### Exercise goal
From the entries below, copy every line where the string "node" appears.

********

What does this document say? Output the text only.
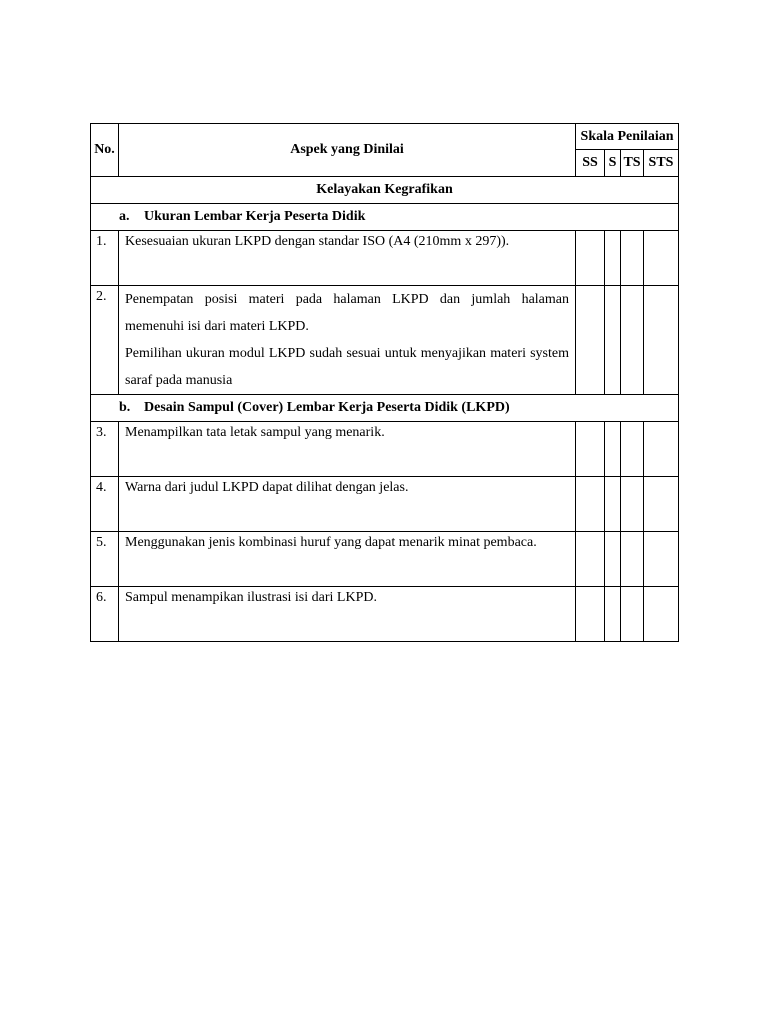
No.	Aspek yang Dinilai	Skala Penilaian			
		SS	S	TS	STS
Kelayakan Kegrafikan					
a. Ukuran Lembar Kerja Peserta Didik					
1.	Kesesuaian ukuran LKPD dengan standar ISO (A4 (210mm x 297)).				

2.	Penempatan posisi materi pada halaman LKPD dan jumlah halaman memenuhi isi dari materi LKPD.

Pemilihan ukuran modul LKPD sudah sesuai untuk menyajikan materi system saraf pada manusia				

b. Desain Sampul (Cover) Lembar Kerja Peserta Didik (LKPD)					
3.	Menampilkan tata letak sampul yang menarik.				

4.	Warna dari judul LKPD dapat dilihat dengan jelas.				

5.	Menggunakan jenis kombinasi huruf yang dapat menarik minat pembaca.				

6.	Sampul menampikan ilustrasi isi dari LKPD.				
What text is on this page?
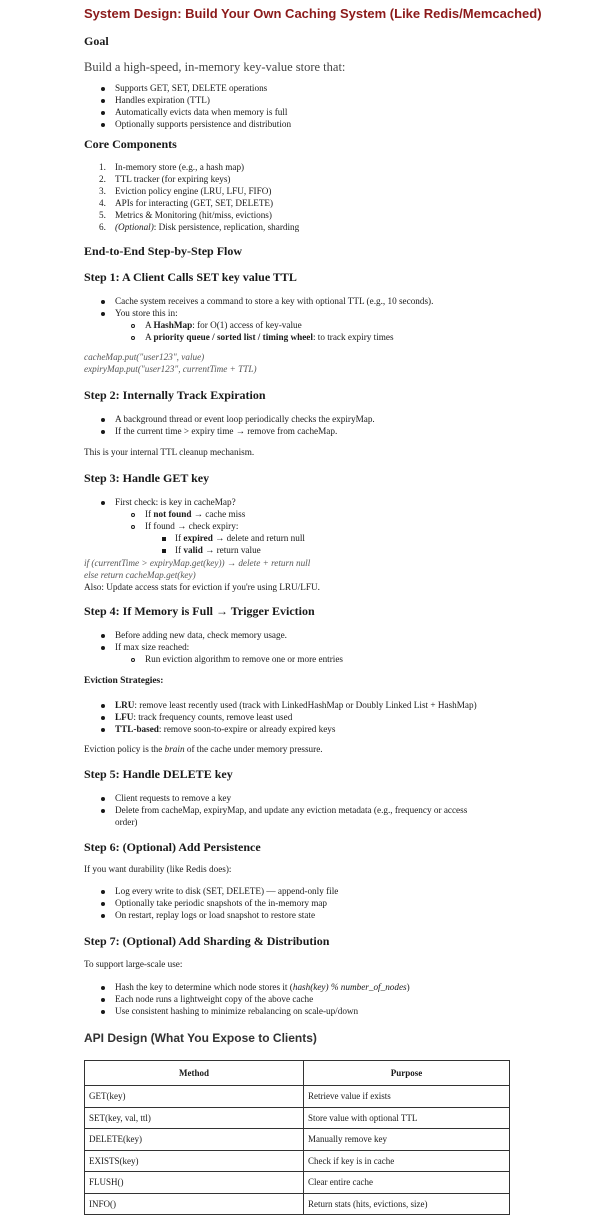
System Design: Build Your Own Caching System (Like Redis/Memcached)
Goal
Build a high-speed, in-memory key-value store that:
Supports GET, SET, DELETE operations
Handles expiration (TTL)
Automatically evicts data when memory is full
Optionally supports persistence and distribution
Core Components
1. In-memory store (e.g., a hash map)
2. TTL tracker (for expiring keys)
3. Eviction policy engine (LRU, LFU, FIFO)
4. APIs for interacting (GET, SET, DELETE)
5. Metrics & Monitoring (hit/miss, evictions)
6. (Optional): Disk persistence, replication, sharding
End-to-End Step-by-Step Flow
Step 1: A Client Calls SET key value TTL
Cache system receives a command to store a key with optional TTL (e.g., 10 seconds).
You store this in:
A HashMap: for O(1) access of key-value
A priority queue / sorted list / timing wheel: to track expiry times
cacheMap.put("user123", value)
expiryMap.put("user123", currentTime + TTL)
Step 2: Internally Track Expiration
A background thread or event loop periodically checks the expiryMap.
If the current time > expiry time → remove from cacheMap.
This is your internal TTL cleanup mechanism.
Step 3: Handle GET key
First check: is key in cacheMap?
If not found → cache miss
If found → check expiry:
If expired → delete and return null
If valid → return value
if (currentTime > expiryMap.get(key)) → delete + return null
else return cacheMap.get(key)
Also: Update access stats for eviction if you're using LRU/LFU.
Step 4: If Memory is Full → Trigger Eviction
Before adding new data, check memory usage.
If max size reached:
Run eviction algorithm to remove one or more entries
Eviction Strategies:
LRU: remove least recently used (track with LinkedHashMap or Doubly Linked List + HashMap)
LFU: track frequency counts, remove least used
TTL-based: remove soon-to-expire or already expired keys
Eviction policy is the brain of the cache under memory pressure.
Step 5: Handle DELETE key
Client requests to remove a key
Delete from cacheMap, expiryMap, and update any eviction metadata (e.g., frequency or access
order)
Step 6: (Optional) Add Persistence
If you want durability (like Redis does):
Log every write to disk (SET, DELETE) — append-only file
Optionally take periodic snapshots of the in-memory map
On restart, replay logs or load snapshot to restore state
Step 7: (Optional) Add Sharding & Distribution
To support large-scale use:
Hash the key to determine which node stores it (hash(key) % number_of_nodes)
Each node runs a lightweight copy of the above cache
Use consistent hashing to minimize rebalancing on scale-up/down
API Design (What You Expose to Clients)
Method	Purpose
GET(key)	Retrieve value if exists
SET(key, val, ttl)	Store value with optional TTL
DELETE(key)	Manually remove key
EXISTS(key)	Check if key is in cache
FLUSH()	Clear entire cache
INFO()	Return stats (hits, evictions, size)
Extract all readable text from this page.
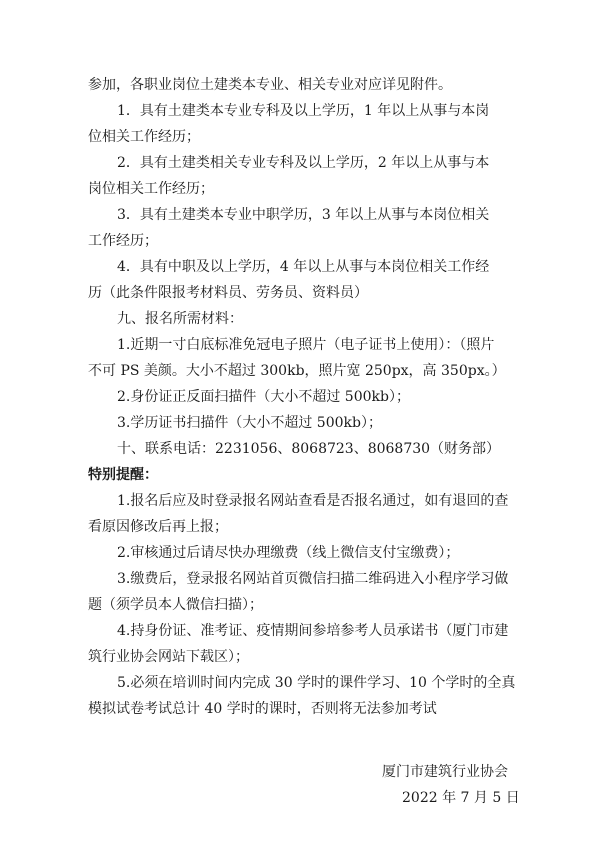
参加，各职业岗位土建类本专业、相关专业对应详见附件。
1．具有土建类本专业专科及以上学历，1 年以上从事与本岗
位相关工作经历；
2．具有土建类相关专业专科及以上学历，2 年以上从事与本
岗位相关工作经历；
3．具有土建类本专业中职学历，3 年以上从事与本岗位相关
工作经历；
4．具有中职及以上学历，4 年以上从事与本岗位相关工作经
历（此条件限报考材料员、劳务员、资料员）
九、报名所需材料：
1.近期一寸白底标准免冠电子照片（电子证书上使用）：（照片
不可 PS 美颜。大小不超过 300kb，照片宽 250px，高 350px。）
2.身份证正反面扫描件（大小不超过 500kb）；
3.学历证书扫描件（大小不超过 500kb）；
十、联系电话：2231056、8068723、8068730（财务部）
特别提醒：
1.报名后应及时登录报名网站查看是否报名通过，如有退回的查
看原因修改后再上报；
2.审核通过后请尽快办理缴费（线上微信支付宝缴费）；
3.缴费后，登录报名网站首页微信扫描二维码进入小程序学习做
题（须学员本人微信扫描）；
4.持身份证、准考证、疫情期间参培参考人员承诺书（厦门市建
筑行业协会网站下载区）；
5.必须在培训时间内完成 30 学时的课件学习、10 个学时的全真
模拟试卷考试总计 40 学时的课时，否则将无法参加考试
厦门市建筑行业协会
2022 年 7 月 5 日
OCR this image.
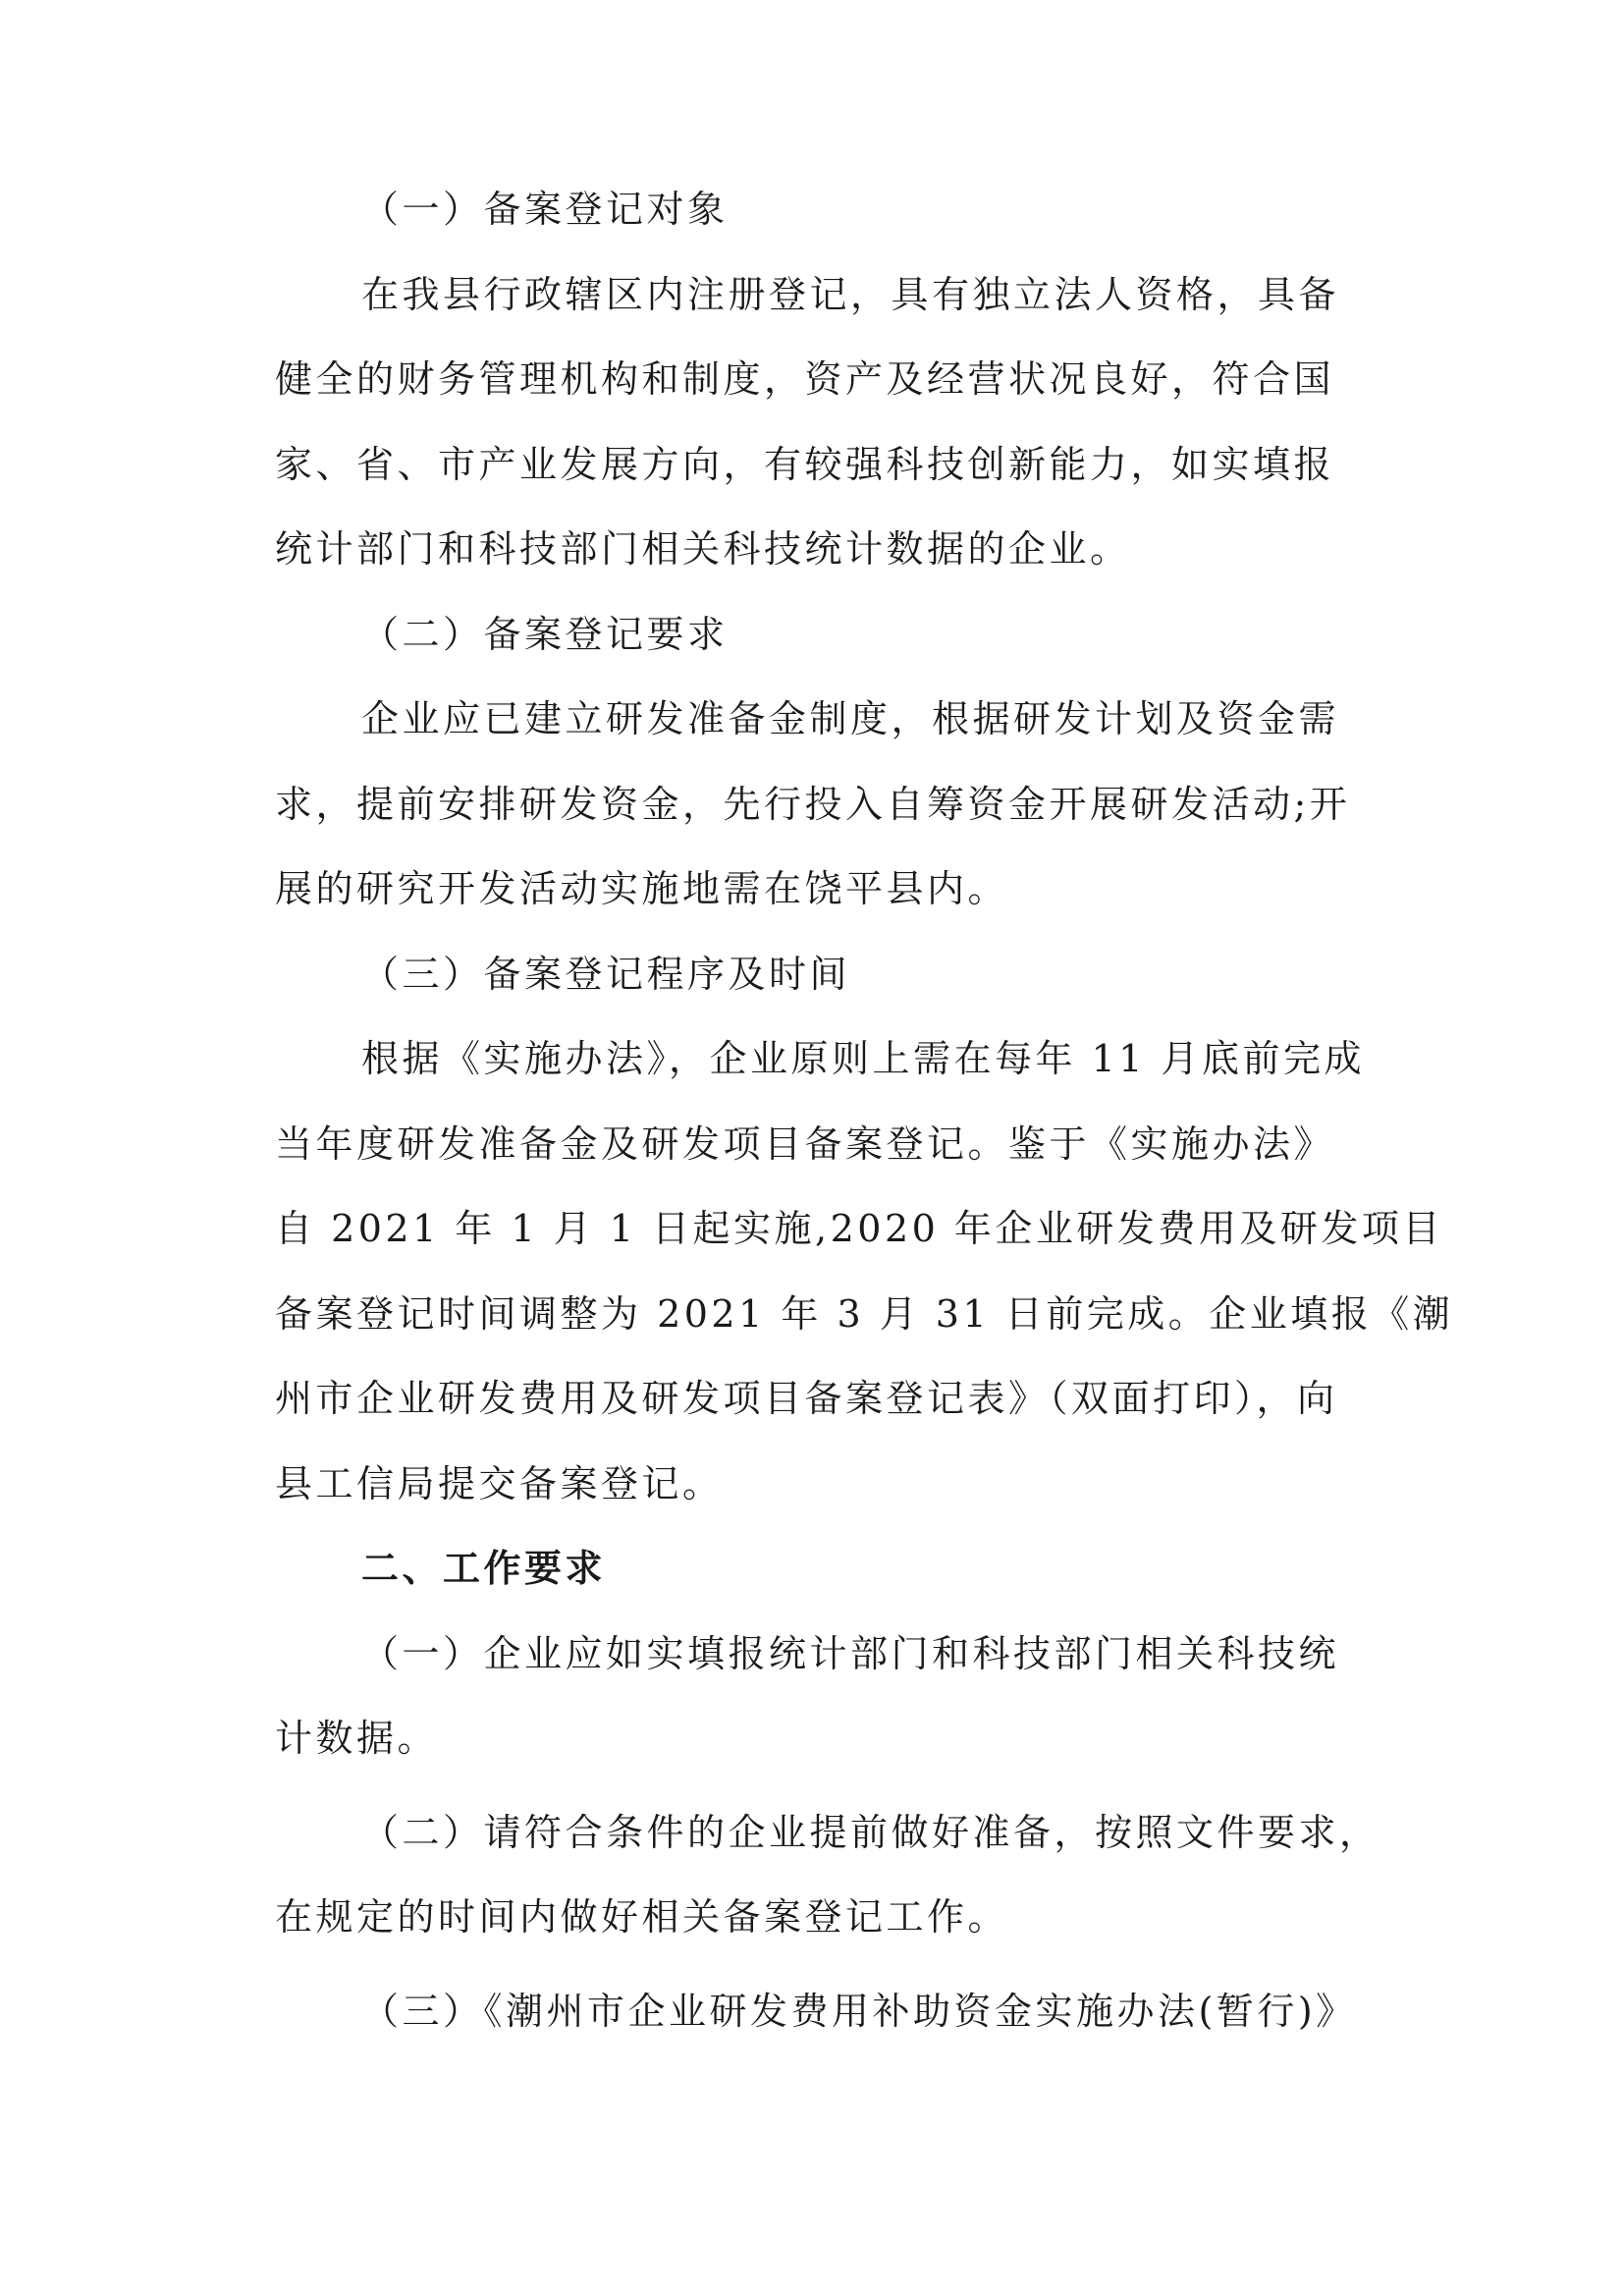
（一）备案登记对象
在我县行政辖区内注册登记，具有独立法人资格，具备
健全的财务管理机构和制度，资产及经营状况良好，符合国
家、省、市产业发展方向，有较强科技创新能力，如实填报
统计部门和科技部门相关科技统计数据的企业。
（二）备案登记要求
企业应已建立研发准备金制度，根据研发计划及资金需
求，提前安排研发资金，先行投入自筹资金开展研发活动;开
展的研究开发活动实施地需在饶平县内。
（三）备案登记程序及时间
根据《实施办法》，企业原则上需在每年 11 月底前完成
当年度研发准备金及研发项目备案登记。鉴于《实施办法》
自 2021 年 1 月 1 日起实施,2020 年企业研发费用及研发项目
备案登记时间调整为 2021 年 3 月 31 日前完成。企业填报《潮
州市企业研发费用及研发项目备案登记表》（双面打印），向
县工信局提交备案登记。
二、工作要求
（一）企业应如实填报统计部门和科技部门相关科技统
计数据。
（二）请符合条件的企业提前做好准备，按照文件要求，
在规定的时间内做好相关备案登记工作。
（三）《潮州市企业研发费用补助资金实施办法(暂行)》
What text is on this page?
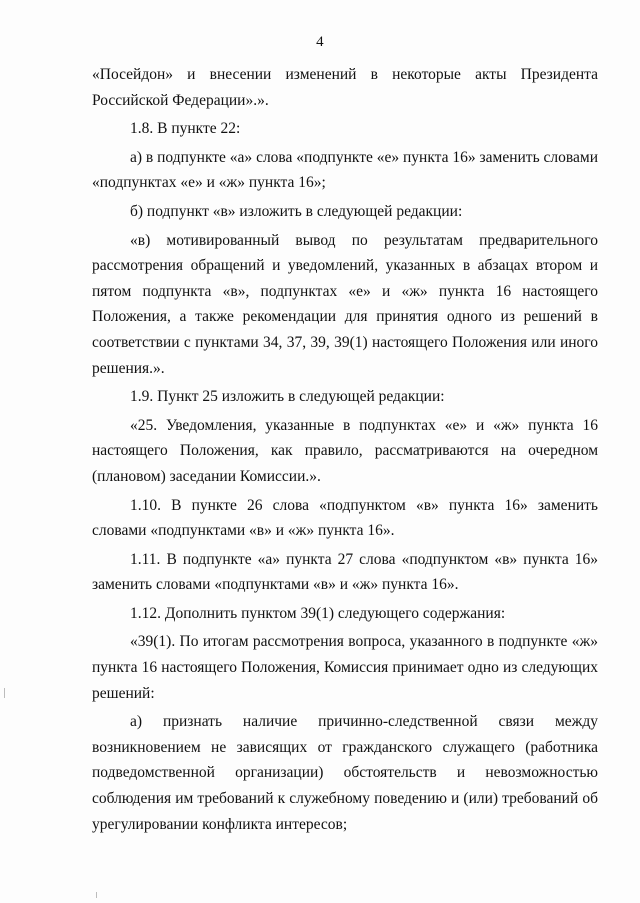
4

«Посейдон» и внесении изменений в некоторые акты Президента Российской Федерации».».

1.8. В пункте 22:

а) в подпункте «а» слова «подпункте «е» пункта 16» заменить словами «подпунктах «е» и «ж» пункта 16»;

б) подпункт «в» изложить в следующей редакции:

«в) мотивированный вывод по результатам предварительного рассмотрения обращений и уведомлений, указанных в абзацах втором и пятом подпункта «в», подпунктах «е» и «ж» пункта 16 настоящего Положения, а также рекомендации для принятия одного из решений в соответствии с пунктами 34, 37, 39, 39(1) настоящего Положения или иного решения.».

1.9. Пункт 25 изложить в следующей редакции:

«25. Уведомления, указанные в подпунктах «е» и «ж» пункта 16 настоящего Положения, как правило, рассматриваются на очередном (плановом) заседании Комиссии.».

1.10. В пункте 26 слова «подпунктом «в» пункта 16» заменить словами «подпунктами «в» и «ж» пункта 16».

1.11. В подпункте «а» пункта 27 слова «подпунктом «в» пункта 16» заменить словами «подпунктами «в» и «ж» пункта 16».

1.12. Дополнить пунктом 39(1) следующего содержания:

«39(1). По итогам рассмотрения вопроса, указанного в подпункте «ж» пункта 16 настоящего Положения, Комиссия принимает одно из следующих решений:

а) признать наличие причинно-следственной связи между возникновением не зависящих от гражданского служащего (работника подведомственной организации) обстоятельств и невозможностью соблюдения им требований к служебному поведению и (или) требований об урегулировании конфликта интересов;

********

### Output for this exercise
Hash the key to determine which node stores it (hash(key) % number_of_nodes)
Each node runs a lightweight copy of the above cache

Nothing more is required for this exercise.